Rewrite the lines below, replacing every "syringe" with "injection" and leaving everything else as it is.

— Start of GIVEN DATA —

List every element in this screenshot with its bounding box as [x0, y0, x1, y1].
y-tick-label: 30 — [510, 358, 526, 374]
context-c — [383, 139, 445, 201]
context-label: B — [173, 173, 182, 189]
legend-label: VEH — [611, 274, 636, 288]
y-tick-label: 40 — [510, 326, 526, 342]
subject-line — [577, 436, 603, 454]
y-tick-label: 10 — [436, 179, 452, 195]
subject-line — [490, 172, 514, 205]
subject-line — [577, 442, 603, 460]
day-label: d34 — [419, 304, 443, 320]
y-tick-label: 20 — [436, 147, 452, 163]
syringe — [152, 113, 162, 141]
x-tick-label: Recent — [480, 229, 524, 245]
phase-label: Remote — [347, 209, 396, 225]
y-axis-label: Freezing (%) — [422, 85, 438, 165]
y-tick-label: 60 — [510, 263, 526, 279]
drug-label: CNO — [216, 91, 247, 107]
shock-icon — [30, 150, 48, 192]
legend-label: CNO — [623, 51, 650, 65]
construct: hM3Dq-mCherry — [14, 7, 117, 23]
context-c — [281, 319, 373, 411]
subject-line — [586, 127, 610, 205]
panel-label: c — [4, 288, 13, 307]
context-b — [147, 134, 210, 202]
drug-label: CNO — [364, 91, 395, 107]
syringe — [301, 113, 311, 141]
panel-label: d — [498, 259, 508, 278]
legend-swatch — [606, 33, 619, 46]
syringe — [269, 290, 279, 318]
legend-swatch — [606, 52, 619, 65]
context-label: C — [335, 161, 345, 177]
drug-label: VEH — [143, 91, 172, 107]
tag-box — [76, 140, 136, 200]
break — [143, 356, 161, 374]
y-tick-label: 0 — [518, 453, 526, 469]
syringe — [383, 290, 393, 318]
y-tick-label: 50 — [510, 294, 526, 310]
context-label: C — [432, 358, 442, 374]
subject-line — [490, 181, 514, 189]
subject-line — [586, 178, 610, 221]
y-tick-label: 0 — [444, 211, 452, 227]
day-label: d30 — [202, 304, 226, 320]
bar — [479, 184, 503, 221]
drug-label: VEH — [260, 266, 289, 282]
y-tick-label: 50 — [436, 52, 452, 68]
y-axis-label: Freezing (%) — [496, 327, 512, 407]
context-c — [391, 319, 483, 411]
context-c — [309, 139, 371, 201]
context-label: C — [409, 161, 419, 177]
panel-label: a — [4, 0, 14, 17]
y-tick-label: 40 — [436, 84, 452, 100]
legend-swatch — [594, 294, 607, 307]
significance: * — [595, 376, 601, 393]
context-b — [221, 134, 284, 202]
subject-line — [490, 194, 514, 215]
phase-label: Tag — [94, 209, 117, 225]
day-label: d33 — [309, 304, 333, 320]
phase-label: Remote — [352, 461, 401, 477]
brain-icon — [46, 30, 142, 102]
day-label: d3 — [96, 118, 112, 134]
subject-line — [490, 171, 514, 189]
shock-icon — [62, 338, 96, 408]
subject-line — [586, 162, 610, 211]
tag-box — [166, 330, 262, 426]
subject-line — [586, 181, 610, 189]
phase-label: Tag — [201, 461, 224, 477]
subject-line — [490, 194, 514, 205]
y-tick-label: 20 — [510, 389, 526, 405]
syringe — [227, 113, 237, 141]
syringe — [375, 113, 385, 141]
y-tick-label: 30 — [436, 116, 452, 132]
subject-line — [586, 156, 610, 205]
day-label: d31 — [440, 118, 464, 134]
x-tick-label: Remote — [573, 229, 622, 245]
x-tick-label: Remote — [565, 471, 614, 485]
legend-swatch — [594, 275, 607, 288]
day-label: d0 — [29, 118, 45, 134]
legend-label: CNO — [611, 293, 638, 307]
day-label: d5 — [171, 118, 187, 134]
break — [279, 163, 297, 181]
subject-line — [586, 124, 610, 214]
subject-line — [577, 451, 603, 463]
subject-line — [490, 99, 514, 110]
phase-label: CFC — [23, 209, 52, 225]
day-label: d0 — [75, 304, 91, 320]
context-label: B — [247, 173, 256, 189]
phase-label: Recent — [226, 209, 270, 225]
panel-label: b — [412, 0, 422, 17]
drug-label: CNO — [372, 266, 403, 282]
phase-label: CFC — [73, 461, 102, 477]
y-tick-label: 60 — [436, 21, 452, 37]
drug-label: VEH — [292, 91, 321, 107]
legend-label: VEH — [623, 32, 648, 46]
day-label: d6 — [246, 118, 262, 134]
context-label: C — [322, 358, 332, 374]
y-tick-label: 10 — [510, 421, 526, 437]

— End of GIVEN DATA —

__OUTPUT FOR THIS TASK__.
List every element in this screenshot with its bounding box as [x0, y0, x1, y1].
y-tick-label: 30 — [510, 358, 526, 374]
context-c — [383, 139, 445, 201]
context-label: B — [173, 173, 182, 189]
legend-label: VEH — [611, 274, 636, 288]
y-tick-label: 40 — [510, 326, 526, 342]
subject-line — [577, 436, 603, 454]
y-tick-label: 10 — [436, 179, 452, 195]
subject-line — [490, 172, 514, 205]
subject-line — [577, 442, 603, 460]
day-label: d34 — [419, 304, 443, 320]
y-tick-label: 20 — [436, 147, 452, 163]
injection — [152, 113, 162, 141]
x-tick-label: Recent — [480, 229, 524, 245]
phase-label: Remote — [347, 209, 396, 225]
y-axis-label: Freezing (%) — [422, 85, 438, 165]
y-tick-label: 60 — [510, 263, 526, 279]
drug-label: CNO — [216, 91, 247, 107]
shock-icon — [30, 150, 48, 192]
legend-label: CNO — [623, 51, 650, 65]
construct: hM3Dq-mCherry — [14, 7, 117, 23]
context-c — [281, 319, 373, 411]
subject-line — [586, 127, 610, 205]
panel-label: c — [4, 288, 13, 307]
context-b — [147, 134, 210, 202]
drug-label: CNO — [364, 91, 395, 107]
injection — [301, 113, 311, 141]
panel-label: d — [498, 259, 508, 278]
legend-swatch — [606, 33, 619, 46]
injection — [269, 290, 279, 318]
legend-swatch — [606, 52, 619, 65]
context-label: C — [335, 161, 345, 177]
drug-label: VEH — [143, 91, 172, 107]
tag-box — [76, 140, 136, 200]
break — [143, 356, 161, 374]
y-tick-label: 0 — [518, 453, 526, 469]
injection — [383, 290, 393, 318]
y-tick-label: 50 — [510, 294, 526, 310]
context-label: C — [432, 358, 442, 374]
subject-line — [490, 181, 514, 189]
subject-line — [586, 178, 610, 221]
y-tick-label: 0 — [444, 211, 452, 227]
day-label: d30 — [202, 304, 226, 320]
bar — [479, 184, 503, 221]
drug-label: VEH — [260, 266, 289, 282]
y-tick-label: 50 — [436, 52, 452, 68]
y-axis-label: Freezing (%) — [496, 327, 512, 407]
context-c — [391, 319, 483, 411]
context-c — [309, 139, 371, 201]
context-label: C — [409, 161, 419, 177]
panel-label: a — [4, 0, 14, 17]
y-tick-label: 40 — [436, 84, 452, 100]
legend-swatch — [594, 294, 607, 307]
significance: * — [595, 376, 601, 393]
context-b — [221, 134, 284, 202]
subject-line — [490, 194, 514, 215]
phase-label: Tag — [94, 209, 117, 225]
day-label: d33 — [309, 304, 333, 320]
phase-label: Remote — [352, 461, 401, 477]
brain-icon — [46, 30, 142, 102]
day-label: d3 — [96, 118, 112, 134]
subject-line — [490, 171, 514, 189]
shock-icon — [62, 338, 96, 408]
subject-line — [586, 162, 610, 211]
tag-box — [166, 330, 262, 426]
subject-line — [586, 181, 610, 189]
phase-label: Tag — [201, 461, 224, 477]
subject-line — [490, 194, 514, 205]
y-tick-label: 20 — [510, 389, 526, 405]
injection — [227, 113, 237, 141]
injection — [375, 113, 385, 141]
y-tick-label: 30 — [436, 116, 452, 132]
subject-line — [586, 156, 610, 205]
day-label: d31 — [440, 118, 464, 134]
x-tick-label: Remote — [573, 229, 622, 245]
x-tick-label: Remote — [565, 471, 614, 485]
legend-swatch — [594, 275, 607, 288]
day-label: d0 — [29, 118, 45, 134]
legend-label: CNO — [611, 293, 638, 307]
day-label: d5 — [171, 118, 187, 134]
break — [279, 163, 297, 181]
subject-line — [586, 124, 610, 214]
subject-line — [577, 451, 603, 463]
subject-line — [490, 99, 514, 110]
phase-label: CFC — [23, 209, 52, 225]
day-label: d0 — [75, 304, 91, 320]
context-label: B — [247, 173, 256, 189]
phase-label: Recent — [226, 209, 270, 225]
panel-label: b — [412, 0, 422, 17]
drug-label: CNO — [372, 266, 403, 282]
phase-label: CFC — [73, 461, 102, 477]
y-tick-label: 60 — [436, 21, 452, 37]
drug-label: VEH — [292, 91, 321, 107]
legend-label: VEH — [623, 32, 648, 46]
day-label: d6 — [246, 118, 262, 134]
context-label: C — [322, 358, 332, 374]
y-tick-label: 10 — [510, 421, 526, 437]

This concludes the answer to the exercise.